* **PROBLEM**
Your copy of the material below should match it exactly, except that it holds no pictures.

Start of DATA PROVIDED

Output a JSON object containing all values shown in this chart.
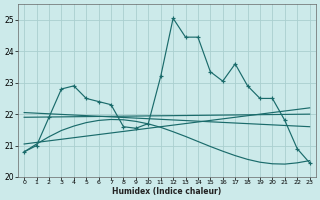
{
  "xlabel": "Humidex (Indice chaleur)",
  "background_color": "#cceaea",
  "grid_color": "#aacfcf",
  "line_color": "#1a6b6b",
  "xlim": [
    -0.5,
    23.5
  ],
  "ylim": [
    20.0,
    25.5
  ],
  "yticks": [
    20,
    21,
    22,
    23,
    24,
    25
  ],
  "xticks": [
    0,
    1,
    2,
    3,
    4,
    5,
    6,
    7,
    8,
    9,
    10,
    11,
    12,
    13,
    14,
    15,
    16,
    17,
    18,
    19,
    20,
    21,
    22,
    23
  ],
  "main_x": [
    0,
    1,
    2,
    3,
    4,
    5,
    6,
    7,
    8,
    9,
    10,
    11,
    12,
    13,
    14,
    15,
    16,
    17,
    18,
    19,
    20,
    21,
    22,
    23
  ],
  "main_y": [
    20.8,
    21.0,
    21.9,
    22.8,
    22.9,
    22.5,
    22.4,
    22.3,
    21.6,
    21.55,
    21.7,
    23.2,
    25.05,
    24.45,
    24.45,
    23.35,
    23.05,
    23.6,
    22.9,
    22.5,
    22.5,
    21.8,
    20.9,
    20.45
  ],
  "line1_x": [
    0,
    23
  ],
  "line1_y": [
    21.05,
    22.2
  ],
  "line2_x": [
    0,
    23
  ],
  "line2_y": [
    21.9,
    22.0
  ],
  "line3_x": [
    0,
    23
  ],
  "line3_y": [
    22.05,
    21.6
  ],
  "bell_x": [
    0,
    1,
    2,
    3,
    4,
    5,
    6,
    7,
    8,
    9,
    10,
    11,
    12,
    13,
    14,
    15,
    16,
    17,
    18,
    19,
    20,
    21,
    22,
    23
  ],
  "bell_y": [
    20.8,
    21.05,
    21.28,
    21.48,
    21.62,
    21.73,
    21.8,
    21.83,
    21.82,
    21.77,
    21.69,
    21.58,
    21.44,
    21.29,
    21.13,
    20.97,
    20.82,
    20.68,
    20.56,
    20.47,
    20.42,
    20.41,
    20.45,
    20.52
  ]
}
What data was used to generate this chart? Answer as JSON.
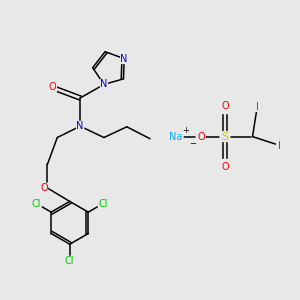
{
  "background_color": "#e8e8e8",
  "bond_color": "#000000",
  "o_color": "#ff0000",
  "n_color": "#0000cc",
  "cl_color": "#00cc00",
  "s_color": "#cccc00",
  "na_color": "#00aaff",
  "i_color": "#cc00cc",
  "font_size": 7.0,
  "fig_width": 3.0,
  "fig_height": 3.0,
  "dpi": 100,
  "xlim": [
    0,
    10
  ],
  "ylim": [
    0,
    10
  ]
}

End of DATA PROVIDED

* **EXERCISE RESPONSE**
Output a JSON object containing all values shown in this chart.
{
  "xlabel": "Humidex (Indice chaleur)",
  "background_color": "#cceaea",
  "grid_color": "#aacfcf",
  "line_color": "#1a6b6b",
  "xlim": [
    -0.5,
    23.5
  ],
  "ylim": [
    20.0,
    25.5
  ],
  "yticks": [
    20,
    21,
    22,
    23,
    24,
    25
  ],
  "xticks": [
    0,
    1,
    2,
    3,
    4,
    5,
    6,
    7,
    8,
    9,
    10,
    11,
    12,
    13,
    14,
    15,
    16,
    17,
    18,
    19,
    20,
    21,
    22,
    23
  ],
  "main_x": [
    0,
    1,
    2,
    3,
    4,
    5,
    6,
    7,
    8,
    9,
    10,
    11,
    12,
    13,
    14,
    15,
    16,
    17,
    18,
    19,
    20,
    21,
    22,
    23
  ],
  "main_y": [
    20.8,
    21.0,
    21.9,
    22.8,
    22.9,
    22.5,
    22.4,
    22.3,
    21.6,
    21.55,
    21.7,
    23.2,
    25.05,
    24.45,
    24.45,
    23.35,
    23.05,
    23.6,
    22.9,
    22.5,
    22.5,
    21.8,
    20.9,
    20.45
  ],
  "line1_x": [
    0,
    23
  ],
  "line1_y": [
    21.05,
    22.2
  ],
  "line2_x": [
    0,
    23
  ],
  "line2_y": [
    21.9,
    22.0
  ],
  "line3_x": [
    0,
    23
  ],
  "line3_y": [
    22.05,
    21.6
  ],
  "bell_x": [
    0,
    1,
    2,
    3,
    4,
    5,
    6,
    7,
    8,
    9,
    10,
    11,
    12,
    13,
    14,
    15,
    16,
    17,
    18,
    19,
    20,
    21,
    22,
    23
  ],
  "bell_y": [
    20.8,
    21.05,
    21.28,
    21.48,
    21.62,
    21.73,
    21.8,
    21.83,
    21.82,
    21.77,
    21.69,
    21.58,
    21.44,
    21.29,
    21.13,
    20.97,
    20.82,
    20.68,
    20.56,
    20.47,
    20.42,
    20.41,
    20.45,
    20.52
  ]
}
What data was used to generate this chart? Answer as JSON.
{
  "background_color": "#e8e8e8",
  "bond_color": "#000000",
  "o_color": "#ff0000",
  "n_color": "#0000cc",
  "cl_color": "#00cc00",
  "s_color": "#cccc00",
  "na_color": "#00aaff",
  "i_color": "#cc00cc",
  "font_size": 7.0,
  "fig_width": 3.0,
  "fig_height": 3.0,
  "dpi": 100,
  "xlim": [
    0,
    10
  ],
  "ylim": [
    0,
    10
  ]
}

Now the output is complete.